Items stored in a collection

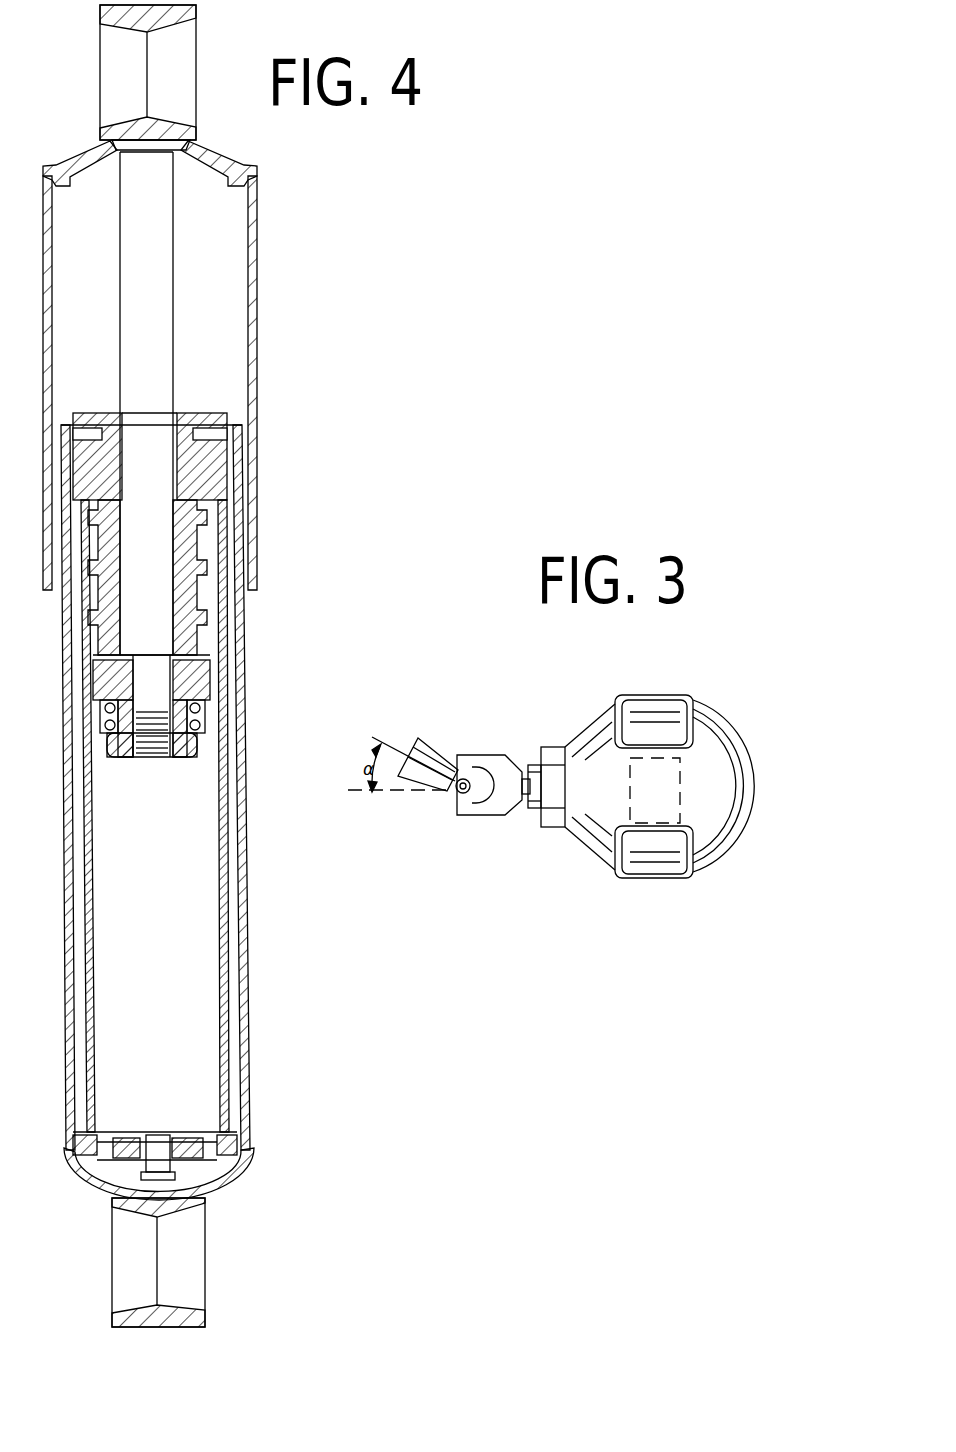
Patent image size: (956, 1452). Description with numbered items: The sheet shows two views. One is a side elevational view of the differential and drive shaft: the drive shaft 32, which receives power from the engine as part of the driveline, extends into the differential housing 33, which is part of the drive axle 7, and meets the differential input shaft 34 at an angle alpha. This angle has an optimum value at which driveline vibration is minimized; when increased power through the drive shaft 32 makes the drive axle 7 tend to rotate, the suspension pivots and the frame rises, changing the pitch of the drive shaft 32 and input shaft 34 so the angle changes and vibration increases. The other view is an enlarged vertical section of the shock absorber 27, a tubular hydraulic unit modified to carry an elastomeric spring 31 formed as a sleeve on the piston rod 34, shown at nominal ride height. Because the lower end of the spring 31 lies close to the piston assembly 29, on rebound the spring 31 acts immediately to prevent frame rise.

In FIG. 3, the drive axle 7 is at (688, 797).
In FIG. 4, the shock absorber 27 is at (248, 1023).
In FIG. 4, the piston assembly 29 is at (227, 688).
In FIG. 4, the elastomeric spring 31 is at (197, 557).
In FIG. 3, the drive shaft 32 is at (428, 742).
In FIG. 3, the differential housing 33 is at (652, 695).
In FIG. 4, the piston rod 34 is at (175, 264).
In FIG. 3, the piston rod 34 is at (524, 797).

Stated exercise: Please output every line of the records above word for word, without the pictures.

The response:
Patent image size: (956, 1452). Description with numbered items: The sheet shows two views. One is a side elevational view of the differential and drive shaft: the drive shaft 32, which receives power from the engine as part of the driveline, extends into the differential housing 33, which is part of the drive axle 7, and meets the differential input shaft 34 at an angle alpha. This angle has an optimum value at which driveline vibration is minimized; when increased power through the drive shaft 32 makes the drive axle 7 tend to rotate, the suspension pivots and the frame rises, changing the pitch of the drive shaft 32 and input shaft 34 so the angle changes and vibration increases. The other view is an enlarged vertical section of the shock absorber 27, a tubular hydraulic unit modified to carry an elastomeric spring 31 formed as a sleeve on the piston rod 34, shown at nominal ride height. Because the lower end of the spring 31 lies close to the piston assembly 29, on rebound the spring 31 acts immediately to prevent frame rise.

In FIG. 3, the drive axle 7 is at (688, 797).
In FIG. 4, the shock absorber 27 is at (248, 1023).
In FIG. 4, the piston assembly 29 is at (227, 688).
In FIG. 4, the elastomeric spring 31 is at (197, 557).
In FIG. 3, the drive shaft 32 is at (428, 742).
In FIG. 3, the differential housing 33 is at (652, 695).
In FIG. 4, the piston rod 34 is at (175, 264).
In FIG. 3, the piston rod 34 is at (524, 797).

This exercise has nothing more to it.